SHORT PROBLEM ::
Wherever a line below holds the word "Sovera", copy that line.

## BEGIN

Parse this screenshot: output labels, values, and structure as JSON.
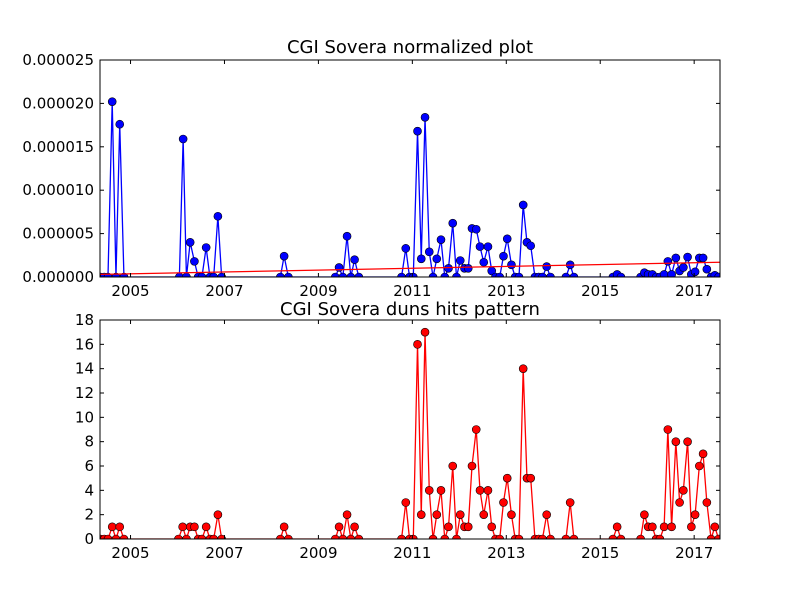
{
  "chart_data": [
    {
      "type": "line",
      "title": "CGI Sovera normalized plot",
      "xlim": [
        2004.35,
        2017.55
      ],
      "ylim": [
        0,
        2.5e-05
      ],
      "x_ticks": [
        {
          "v": 2005,
          "label": "2005"
        },
        {
          "v": 2007,
          "label": "2007"
        },
        {
          "v": 2009,
          "label": "2009"
        },
        {
          "v": 2011,
          "label": "2011"
        },
        {
          "v": 2013,
          "label": "2013"
        },
        {
          "v": 2015,
          "label": "2015"
        },
        {
          "v": 2017,
          "label": "2017"
        }
      ],
      "y_ticks": [
        {
          "v": 0,
          "label": "0.000000"
        },
        {
          "v": 5e-06,
          "label": "0.000005"
        },
        {
          "v": 1e-05,
          "label": "0.000010"
        },
        {
          "v": 1.5e-05,
          "label": "0.000015"
        },
        {
          "v": 2e-05,
          "label": "0.000020"
        },
        {
          "v": 2.5e-05,
          "label": "0.000025"
        }
      ],
      "series": [
        {
          "color": "#0000ff",
          "marker": "circle",
          "points": [
            [
              2004.36,
              0
            ],
            [
              2004.44,
              0
            ],
            [
              2004.52,
              0
            ],
            [
              2004.61,
              2.02e-05
            ],
            [
              2004.69,
              0
            ],
            [
              2004.77,
              1.76e-05
            ],
            [
              2004.86,
              0
            ],
            [
              2006.04,
              0
            ],
            [
              2006.12,
              1.59e-05
            ],
            [
              2006.19,
              0
            ],
            [
              2006.27,
              4e-06
            ],
            [
              2006.36,
              1.8e-06
            ],
            [
              2006.44,
              0
            ],
            [
              2006.52,
              0
            ],
            [
              2006.61,
              3.4e-06
            ],
            [
              2006.69,
              0
            ],
            [
              2006.77,
              0
            ],
            [
              2006.86,
              7e-06
            ],
            [
              2006.94,
              0
            ],
            [
              2008.19,
              0
            ],
            [
              2008.27,
              2.4e-06
            ],
            [
              2008.36,
              0
            ],
            [
              2009.36,
              0
            ],
            [
              2009.44,
              1.1e-06
            ],
            [
              2009.52,
              0
            ],
            [
              2009.61,
              4.7e-06
            ],
            [
              2009.69,
              0
            ],
            [
              2009.77,
              2e-06
            ],
            [
              2009.86,
              0
            ],
            [
              2010.77,
              0
            ],
            [
              2010.86,
              3.3e-06
            ],
            [
              2010.94,
              0
            ],
            [
              2011.02,
              0
            ],
            [
              2011.11,
              1.68e-05
            ],
            [
              2011.19,
              2.1e-06
            ],
            [
              2011.27,
              1.84e-05
            ],
            [
              2011.36,
              2.9e-06
            ],
            [
              2011.44,
              0
            ],
            [
              2011.52,
              2.1e-06
            ],
            [
              2011.61,
              4.3e-06
            ],
            [
              2011.69,
              0
            ],
            [
              2011.77,
              1e-06
            ],
            [
              2011.86,
              6.2e-06
            ],
            [
              2011.94,
              0
            ],
            [
              2012.02,
              1.9e-06
            ],
            [
              2012.11,
              1e-06
            ],
            [
              2012.19,
              1e-06
            ],
            [
              2012.27,
              5.6e-06
            ],
            [
              2012.36,
              5.5e-06
            ],
            [
              2012.44,
              3.5e-06
            ],
            [
              2012.52,
              1.7e-06
            ],
            [
              2012.61,
              3.5e-06
            ],
            [
              2012.69,
              7e-07
            ],
            [
              2012.77,
              0
            ],
            [
              2012.86,
              0
            ],
            [
              2012.94,
              2.4e-06
            ],
            [
              2013.02,
              4.4e-06
            ],
            [
              2013.11,
              1.4e-06
            ],
            [
              2013.19,
              0
            ],
            [
              2013.27,
              0
            ],
            [
              2013.36,
              8.3e-06
            ],
            [
              2013.44,
              4e-06
            ],
            [
              2013.52,
              3.6e-06
            ],
            [
              2013.61,
              0
            ],
            [
              2013.69,
              0
            ],
            [
              2013.77,
              0
            ],
            [
              2013.86,
              1.2e-06
            ],
            [
              2013.94,
              0
            ],
            [
              2014.27,
              0
            ],
            [
              2014.36,
              1.4e-06
            ],
            [
              2014.44,
              0
            ],
            [
              2015.27,
              0
            ],
            [
              2015.36,
              3e-07
            ],
            [
              2015.44,
              0
            ],
            [
              2015.86,
              0
            ],
            [
              2015.94,
              5e-07
            ],
            [
              2016.02,
              3e-07
            ],
            [
              2016.11,
              3e-07
            ],
            [
              2016.19,
              0
            ],
            [
              2016.27,
              0
            ],
            [
              2016.36,
              3e-07
            ],
            [
              2016.44,
              1.8e-06
            ],
            [
              2016.52,
              3e-07
            ],
            [
              2016.61,
              2.2e-06
            ],
            [
              2016.69,
              7e-07
            ],
            [
              2016.77,
              1.1e-06
            ],
            [
              2016.86,
              2.3e-06
            ],
            [
              2016.94,
              3e-07
            ],
            [
              2017.02,
              6e-07
            ],
            [
              2017.11,
              2.2e-06
            ],
            [
              2017.19,
              2.2e-06
            ],
            [
              2017.27,
              9e-07
            ],
            [
              2017.36,
              0
            ],
            [
              2017.44,
              2e-07
            ],
            [
              2017.52,
              0
            ]
          ]
        },
        {
          "color": "#ff0000",
          "marker": "none",
          "points": [
            [
              2004.35,
              3e-07
            ],
            [
              2017.55,
              1.7e-06
            ]
          ]
        }
      ]
    },
    {
      "type": "line",
      "title": "CGI Sovera duns hits pattern",
      "xlim": [
        2004.35,
        2017.55
      ],
      "ylim": [
        0,
        18
      ],
      "x_ticks": [
        {
          "v": 2005,
          "label": "2005"
        },
        {
          "v": 2007,
          "label": "2007"
        },
        {
          "v": 2009,
          "label": "2009"
        },
        {
          "v": 2011,
          "label": "2011"
        },
        {
          "v": 2013,
          "label": "2013"
        },
        {
          "v": 2015,
          "label": "2015"
        },
        {
          "v": 2017,
          "label": "2017"
        }
      ],
      "y_ticks": [
        {
          "v": 0,
          "label": "0"
        },
        {
          "v": 2,
          "label": "2"
        },
        {
          "v": 4,
          "label": "4"
        },
        {
          "v": 6,
          "label": "6"
        },
        {
          "v": 8,
          "label": "8"
        },
        {
          "v": 10,
          "label": "10"
        },
        {
          "v": 12,
          "label": "12"
        },
        {
          "v": 14,
          "label": "14"
        },
        {
          "v": 16,
          "label": "16"
        },
        {
          "v": 18,
          "label": "18"
        }
      ],
      "series": [
        {
          "color": "#ff0000",
          "marker": "circle",
          "points": [
            [
              2004.36,
              0
            ],
            [
              2004.44,
              0
            ],
            [
              2004.52,
              0
            ],
            [
              2004.61,
              1
            ],
            [
              2004.69,
              0
            ],
            [
              2004.77,
              1
            ],
            [
              2004.86,
              0
            ],
            [
              2006.02,
              0
            ],
            [
              2006.11,
              1
            ],
            [
              2006.19,
              0
            ],
            [
              2006.27,
              1
            ],
            [
              2006.36,
              1
            ],
            [
              2006.44,
              0
            ],
            [
              2006.52,
              0
            ],
            [
              2006.61,
              1
            ],
            [
              2006.69,
              0
            ],
            [
              2006.77,
              0
            ],
            [
              2006.86,
              2
            ],
            [
              2006.94,
              0
            ],
            [
              2008.19,
              0
            ],
            [
              2008.27,
              1
            ],
            [
              2008.36,
              0
            ],
            [
              2009.36,
              0
            ],
            [
              2009.44,
              1
            ],
            [
              2009.52,
              0
            ],
            [
              2009.61,
              2
            ],
            [
              2009.69,
              0
            ],
            [
              2009.77,
              1
            ],
            [
              2009.86,
              0
            ],
            [
              2010.77,
              0
            ],
            [
              2010.86,
              3
            ],
            [
              2010.94,
              0
            ],
            [
              2011.02,
              0
            ],
            [
              2011.11,
              16
            ],
            [
              2011.19,
              2
            ],
            [
              2011.27,
              17
            ],
            [
              2011.36,
              4
            ],
            [
              2011.44,
              0
            ],
            [
              2011.52,
              2
            ],
            [
              2011.61,
              4
            ],
            [
              2011.69,
              0
            ],
            [
              2011.77,
              1
            ],
            [
              2011.86,
              6
            ],
            [
              2011.94,
              0
            ],
            [
              2012.02,
              2
            ],
            [
              2012.11,
              1
            ],
            [
              2012.19,
              1
            ],
            [
              2012.27,
              6
            ],
            [
              2012.36,
              9
            ],
            [
              2012.44,
              4
            ],
            [
              2012.52,
              2
            ],
            [
              2012.61,
              4
            ],
            [
              2012.69,
              1
            ],
            [
              2012.77,
              0
            ],
            [
              2012.86,
              0
            ],
            [
              2012.94,
              3
            ],
            [
              2013.02,
              5
            ],
            [
              2013.11,
              2
            ],
            [
              2013.19,
              0
            ],
            [
              2013.27,
              0
            ],
            [
              2013.36,
              14
            ],
            [
              2013.44,
              5
            ],
            [
              2013.52,
              5
            ],
            [
              2013.61,
              0
            ],
            [
              2013.69,
              0
            ],
            [
              2013.77,
              0
            ],
            [
              2013.86,
              2
            ],
            [
              2013.94,
              0
            ],
            [
              2014.27,
              0
            ],
            [
              2014.36,
              3
            ],
            [
              2014.44,
              0
            ],
            [
              2015.27,
              0
            ],
            [
              2015.36,
              1
            ],
            [
              2015.44,
              0
            ],
            [
              2015.86,
              0
            ],
            [
              2015.94,
              2
            ],
            [
              2016.02,
              1
            ],
            [
              2016.11,
              1
            ],
            [
              2016.19,
              0
            ],
            [
              2016.27,
              0
            ],
            [
              2016.36,
              1
            ],
            [
              2016.44,
              9
            ],
            [
              2016.52,
              1
            ],
            [
              2016.61,
              8
            ],
            [
              2016.69,
              3
            ],
            [
              2016.77,
              4
            ],
            [
              2016.86,
              8
            ],
            [
              2016.94,
              1
            ],
            [
              2017.02,
              2
            ],
            [
              2017.11,
              6
            ],
            [
              2017.19,
              7
            ],
            [
              2017.27,
              3
            ],
            [
              2017.36,
              0
            ],
            [
              2017.44,
              1
            ],
            [
              2017.52,
              0
            ]
          ]
        }
      ]
    }
  ]
}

## END

THE COMPLETED TASK ::
      "title": "CGI Sovera normalized plot",
      "title": "CGI Sovera duns hits pattern",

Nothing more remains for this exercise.